# start of Entries shown

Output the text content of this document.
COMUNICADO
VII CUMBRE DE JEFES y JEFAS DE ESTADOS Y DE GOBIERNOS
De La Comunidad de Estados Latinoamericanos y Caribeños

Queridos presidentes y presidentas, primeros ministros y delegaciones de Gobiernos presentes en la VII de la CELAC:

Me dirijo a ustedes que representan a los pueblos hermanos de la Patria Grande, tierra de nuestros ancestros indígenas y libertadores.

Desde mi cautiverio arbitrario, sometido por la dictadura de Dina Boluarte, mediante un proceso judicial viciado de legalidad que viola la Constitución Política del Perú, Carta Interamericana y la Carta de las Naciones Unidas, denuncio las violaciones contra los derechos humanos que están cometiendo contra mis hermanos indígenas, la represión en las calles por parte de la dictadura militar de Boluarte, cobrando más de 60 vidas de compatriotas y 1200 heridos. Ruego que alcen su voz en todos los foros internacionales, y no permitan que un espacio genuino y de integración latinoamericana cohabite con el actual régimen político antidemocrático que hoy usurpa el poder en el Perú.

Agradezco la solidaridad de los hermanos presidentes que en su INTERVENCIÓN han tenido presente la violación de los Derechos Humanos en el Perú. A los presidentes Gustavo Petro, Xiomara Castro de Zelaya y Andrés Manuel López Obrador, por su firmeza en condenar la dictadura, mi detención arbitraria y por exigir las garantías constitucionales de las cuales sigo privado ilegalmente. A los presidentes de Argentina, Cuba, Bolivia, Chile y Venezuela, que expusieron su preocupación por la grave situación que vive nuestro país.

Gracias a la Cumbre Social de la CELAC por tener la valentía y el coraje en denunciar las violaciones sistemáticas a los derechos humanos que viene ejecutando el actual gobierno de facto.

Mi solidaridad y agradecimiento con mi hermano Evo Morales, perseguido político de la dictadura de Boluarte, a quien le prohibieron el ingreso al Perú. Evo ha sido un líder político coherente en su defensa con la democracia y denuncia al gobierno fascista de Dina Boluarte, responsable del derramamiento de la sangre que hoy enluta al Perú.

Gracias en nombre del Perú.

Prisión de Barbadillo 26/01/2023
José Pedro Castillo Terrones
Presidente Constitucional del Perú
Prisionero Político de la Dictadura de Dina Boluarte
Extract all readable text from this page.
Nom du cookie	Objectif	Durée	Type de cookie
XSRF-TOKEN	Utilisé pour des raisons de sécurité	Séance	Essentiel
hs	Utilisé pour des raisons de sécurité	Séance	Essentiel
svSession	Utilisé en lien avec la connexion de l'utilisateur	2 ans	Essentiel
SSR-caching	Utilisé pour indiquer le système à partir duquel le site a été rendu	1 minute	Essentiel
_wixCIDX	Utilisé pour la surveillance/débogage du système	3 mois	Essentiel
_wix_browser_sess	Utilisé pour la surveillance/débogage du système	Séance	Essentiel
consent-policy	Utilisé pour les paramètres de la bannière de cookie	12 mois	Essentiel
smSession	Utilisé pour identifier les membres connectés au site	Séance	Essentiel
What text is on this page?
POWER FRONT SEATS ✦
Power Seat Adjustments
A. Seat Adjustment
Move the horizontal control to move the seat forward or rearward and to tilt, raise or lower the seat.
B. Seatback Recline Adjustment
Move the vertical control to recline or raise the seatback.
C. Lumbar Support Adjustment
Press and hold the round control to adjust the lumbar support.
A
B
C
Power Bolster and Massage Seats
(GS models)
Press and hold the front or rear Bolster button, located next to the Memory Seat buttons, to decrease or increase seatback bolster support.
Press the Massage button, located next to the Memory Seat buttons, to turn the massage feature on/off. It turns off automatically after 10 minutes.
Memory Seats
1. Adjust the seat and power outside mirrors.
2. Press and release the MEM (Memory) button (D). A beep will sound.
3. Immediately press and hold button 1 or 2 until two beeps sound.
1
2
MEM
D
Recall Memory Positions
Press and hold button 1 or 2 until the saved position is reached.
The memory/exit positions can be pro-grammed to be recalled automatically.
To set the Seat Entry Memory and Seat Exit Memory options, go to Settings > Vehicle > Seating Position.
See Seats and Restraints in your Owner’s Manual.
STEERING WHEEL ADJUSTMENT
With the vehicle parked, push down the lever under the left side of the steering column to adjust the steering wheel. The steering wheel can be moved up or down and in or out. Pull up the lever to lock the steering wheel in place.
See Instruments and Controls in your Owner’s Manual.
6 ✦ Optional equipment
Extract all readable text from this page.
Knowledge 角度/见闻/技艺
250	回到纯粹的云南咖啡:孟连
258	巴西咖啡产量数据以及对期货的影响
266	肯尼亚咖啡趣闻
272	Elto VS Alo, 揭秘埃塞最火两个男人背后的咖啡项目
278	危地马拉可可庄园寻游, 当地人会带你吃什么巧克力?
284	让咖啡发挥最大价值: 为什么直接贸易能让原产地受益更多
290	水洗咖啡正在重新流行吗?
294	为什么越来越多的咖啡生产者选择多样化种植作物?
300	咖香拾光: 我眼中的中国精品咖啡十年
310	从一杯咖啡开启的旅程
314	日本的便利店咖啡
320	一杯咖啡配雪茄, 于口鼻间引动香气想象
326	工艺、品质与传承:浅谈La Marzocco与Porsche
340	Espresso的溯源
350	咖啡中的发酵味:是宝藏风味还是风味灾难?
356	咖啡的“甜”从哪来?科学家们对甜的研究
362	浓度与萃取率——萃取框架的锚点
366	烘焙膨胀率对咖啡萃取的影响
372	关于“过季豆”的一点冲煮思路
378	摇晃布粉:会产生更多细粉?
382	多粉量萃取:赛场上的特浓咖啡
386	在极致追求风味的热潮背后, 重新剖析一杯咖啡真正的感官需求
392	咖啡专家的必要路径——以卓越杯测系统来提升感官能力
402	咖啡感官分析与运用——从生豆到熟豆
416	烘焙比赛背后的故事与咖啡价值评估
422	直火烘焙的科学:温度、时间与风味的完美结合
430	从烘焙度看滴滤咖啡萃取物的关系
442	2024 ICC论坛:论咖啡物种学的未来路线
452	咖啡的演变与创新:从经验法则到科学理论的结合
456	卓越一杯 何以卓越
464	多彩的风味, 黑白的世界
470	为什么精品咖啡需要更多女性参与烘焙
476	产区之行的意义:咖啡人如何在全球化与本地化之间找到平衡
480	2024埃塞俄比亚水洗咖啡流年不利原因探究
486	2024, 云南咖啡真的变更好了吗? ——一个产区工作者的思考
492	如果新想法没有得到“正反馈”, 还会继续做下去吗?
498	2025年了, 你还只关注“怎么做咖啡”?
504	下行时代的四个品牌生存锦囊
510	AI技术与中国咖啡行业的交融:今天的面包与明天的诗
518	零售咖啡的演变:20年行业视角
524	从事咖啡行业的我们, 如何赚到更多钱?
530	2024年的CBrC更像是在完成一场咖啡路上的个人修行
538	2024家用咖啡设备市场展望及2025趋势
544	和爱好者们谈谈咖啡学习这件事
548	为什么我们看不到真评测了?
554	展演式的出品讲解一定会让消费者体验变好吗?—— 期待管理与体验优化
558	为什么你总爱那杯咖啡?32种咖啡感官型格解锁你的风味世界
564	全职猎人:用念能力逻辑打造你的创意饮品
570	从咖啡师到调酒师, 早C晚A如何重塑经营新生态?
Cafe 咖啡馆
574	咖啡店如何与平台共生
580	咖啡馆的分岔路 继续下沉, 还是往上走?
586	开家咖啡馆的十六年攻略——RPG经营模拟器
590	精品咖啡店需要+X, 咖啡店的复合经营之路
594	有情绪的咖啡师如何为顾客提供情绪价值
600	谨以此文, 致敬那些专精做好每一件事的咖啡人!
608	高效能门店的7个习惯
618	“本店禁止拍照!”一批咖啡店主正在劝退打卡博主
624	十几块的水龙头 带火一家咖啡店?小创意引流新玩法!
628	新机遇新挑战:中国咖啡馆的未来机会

# end of Entries shown

*The request*
All of the data needs to be printed once more, exactly.

*Result below*
Output the text content of this document.
COMUNICADO
VII CUMBRE DE JEFES y JEFAS DE ESTADOS Y DE GOBIERNOS
De La Comunidad de Estados Latinoamericanos y Caribeños

Queridos presidentes y presidentas, primeros ministros y delegaciones de Gobiernos presentes en la VII de la CELAC:

Me dirijo a ustedes que representan a los pueblos hermanos de la Patria Grande, tierra de nuestros ancestros indígenas y libertadores.

Desde mi cautiverio arbitrario, sometido por la dictadura de Dina Boluarte, mediante un proceso judicial viciado de legalidad que viola la Constitución Política del Perú, Carta Interamericana y la Carta de las Naciones Unidas, denuncio las violaciones contra los derechos humanos que están cometiendo contra mis hermanos indígenas, la represión en las calles por parte de la dictadura militar de Boluarte, cobrando más de 60 vidas de compatriotas y 1200 heridos. Ruego que alcen su voz en todos los foros internacionales, y no permitan que un espacio genuino y de integración latinoamericana cohabite con el actual régimen político antidemocrático que hoy usurpa el poder en el Perú.

Agradezco la solidaridad de los hermanos presidentes que en su INTERVENCIÓN han tenido presente la violación de los Derechos Humanos en el Perú. A los presidentes Gustavo Petro, Xiomara Castro de Zelaya y Andrés Manuel López Obrador, por su firmeza en condenar la dictadura, mi detención arbitraria y por exigir las garantías constitucionales de las cuales sigo privado ilegalmente. A los presidentes de Argentina, Cuba, Bolivia, Chile y Venezuela, que expusieron su preocupación por la grave situación que vive nuestro país.

Gracias a la Cumbre Social de la CELAC por tener la valentía y el coraje en denunciar las violaciones sistemáticas a los derechos humanos que viene ejecutando el actual gobierno de facto.

Mi solidaridad y agradecimiento con mi hermano Evo Morales, perseguido político de la dictadura de Boluarte, a quien le prohibieron el ingreso al Perú. Evo ha sido un líder político coherente en su defensa con la democracia y denuncia al gobierno fascista de Dina Boluarte, responsable del derramamiento de la sangre que hoy enluta al Perú.

Gracias en nombre del Perú.

Prisión de Barbadillo 26/01/2023
José Pedro Castillo Terrones
Presidente Constitucional del Perú
Prisionero Político de la Dictadura de Dina Boluarte
Extract all readable text from this page.
Nom du cookie	Objectif	Durée	Type de cookie
XSRF-TOKEN	Utilisé pour des raisons de sécurité	Séance	Essentiel
hs	Utilisé pour des raisons de sécurité	Séance	Essentiel
svSession	Utilisé en lien avec la connexion de l'utilisateur	2 ans	Essentiel
SSR-caching	Utilisé pour indiquer le système à partir duquel le site a été rendu	1 minute	Essentiel
_wixCIDX	Utilisé pour la surveillance/débogage du système	3 mois	Essentiel
_wix_browser_sess	Utilisé pour la surveillance/débogage du système	Séance	Essentiel
consent-policy	Utilisé pour les paramètres de la bannière de cookie	12 mois	Essentiel
smSession	Utilisé pour identifier les membres connectés au site	Séance	Essentiel
What text is on this page?
POWER FRONT SEATS ✦
Power Seat Adjustments
A. Seat Adjustment
Move the horizontal control to move the seat forward or rearward and to tilt, raise or lower the seat.
B. Seatback Recline Adjustment
Move the vertical control to recline or raise the seatback.
C. Lumbar Support Adjustment
Press and hold the round control to adjust the lumbar support.
A
B
C
Power Bolster and Massage Seats
(GS models)
Press and hold the front or rear Bolster button, located next to the Memory Seat buttons, to decrease or increase seatback bolster support.
Press the Massage button, located next to the Memory Seat buttons, to turn the massage feature on/off. It turns off automatically after 10 minutes.
Memory Seats
1. Adjust the seat and power outside mirrors.
2. Press and release the MEM (Memory) button (D). A beep will sound.
3. Immediately press and hold button 1 or 2 until two beeps sound.
1
2
MEM
D
Recall Memory Positions
Press and hold button 1 or 2 until the saved position is reached.
The memory/exit positions can be pro-grammed to be recalled automatically.
To set the Seat Entry Memory and Seat Exit Memory options, go to Settings > Vehicle > Seating Position.
See Seats and Restraints in your Owner’s Manual.
STEERING WHEEL ADJUSTMENT
With the vehicle parked, push down the lever under the left side of the steering column to adjust the steering wheel. The steering wheel can be moved up or down and in or out. Pull up the lever to lock the steering wheel in place.
See Instruments and Controls in your Owner’s Manual.
6 ✦ Optional equipment
Extract all readable text from this page.
Knowledge 角度/见闻/技艺
250	回到纯粹的云南咖啡:孟连
258	巴西咖啡产量数据以及对期货的影响
266	肯尼亚咖啡趣闻
272	Elto VS Alo, 揭秘埃塞最火两个男人背后的咖啡项目
278	危地马拉可可庄园寻游, 当地人会带你吃什么巧克力?
284	让咖啡发挥最大价值: 为什么直接贸易能让原产地受益更多
290	水洗咖啡正在重新流行吗?
294	为什么越来越多的咖啡生产者选择多样化种植作物?
300	咖香拾光: 我眼中的中国精品咖啡十年
310	从一杯咖啡开启的旅程
314	日本的便利店咖啡
320	一杯咖啡配雪茄, 于口鼻间引动香气想象
326	工艺、品质与传承:浅谈La Marzocco与Porsche
340	Espresso的溯源
350	咖啡中的发酵味:是宝藏风味还是风味灾难?
356	咖啡的“甜”从哪来?科学家们对甜的研究
362	浓度与萃取率——萃取框架的锚点
366	烘焙膨胀率对咖啡萃取的影响
372	关于“过季豆”的一点冲煮思路
378	摇晃布粉:会产生更多细粉?
382	多粉量萃取:赛场上的特浓咖啡
386	在极致追求风味的热潮背后, 重新剖析一杯咖啡真正的感官需求
392	咖啡专家的必要路径——以卓越杯测系统来提升感官能力
402	咖啡感官分析与运用——从生豆到熟豆
416	烘焙比赛背后的故事与咖啡价值评估
422	直火烘焙的科学:温度、时间与风味的完美结合
430	从烘焙度看滴滤咖啡萃取物的关系
442	2024 ICC论坛:论咖啡物种学的未来路线
452	咖啡的演变与创新:从经验法则到科学理论的结合
456	卓越一杯 何以卓越
464	多彩的风味, 黑白的世界
470	为什么精品咖啡需要更多女性参与烘焙
476	产区之行的意义:咖啡人如何在全球化与本地化之间找到平衡
480	2024埃塞俄比亚水洗咖啡流年不利原因探究
486	2024, 云南咖啡真的变更好了吗? ——一个产区工作者的思考
492	如果新想法没有得到“正反馈”, 还会继续做下去吗?
498	2025年了, 你还只关注“怎么做咖啡”?
504	下行时代的四个品牌生存锦囊
510	AI技术与中国咖啡行业的交融:今天的面包与明天的诗
518	零售咖啡的演变:20年行业视角
524	从事咖啡行业的我们, 如何赚到更多钱?
530	2024年的CBrC更像是在完成一场咖啡路上的个人修行
538	2024家用咖啡设备市场展望及2025趋势
544	和爱好者们谈谈咖啡学习这件事
548	为什么我们看不到真评测了?
554	展演式的出品讲解一定会让消费者体验变好吗?—— 期待管理与体验优化
558	为什么你总爱那杯咖啡?32种咖啡感官型格解锁你的风味世界
564	全职猎人:用念能力逻辑打造你的创意饮品
570	从咖啡师到调酒师, 早C晚A如何重塑经营新生态?
Cafe 咖啡馆
574	咖啡店如何与平台共生
580	咖啡馆的分岔路 继续下沉, 还是往上走?
586	开家咖啡馆的十六年攻略——RPG经营模拟器
590	精品咖啡店需要+X, 咖啡店的复合经营之路
594	有情绪的咖啡师如何为顾客提供情绪价值
600	谨以此文, 致敬那些专精做好每一件事的咖啡人!
608	高效能门店的7个习惯
618	“本店禁止拍照!”一批咖啡店主正在劝退打卡博主
624	十几块的水龙头 带火一家咖啡店?小创意引流新玩法!
628	新机遇新挑战:中国咖啡馆的未来机会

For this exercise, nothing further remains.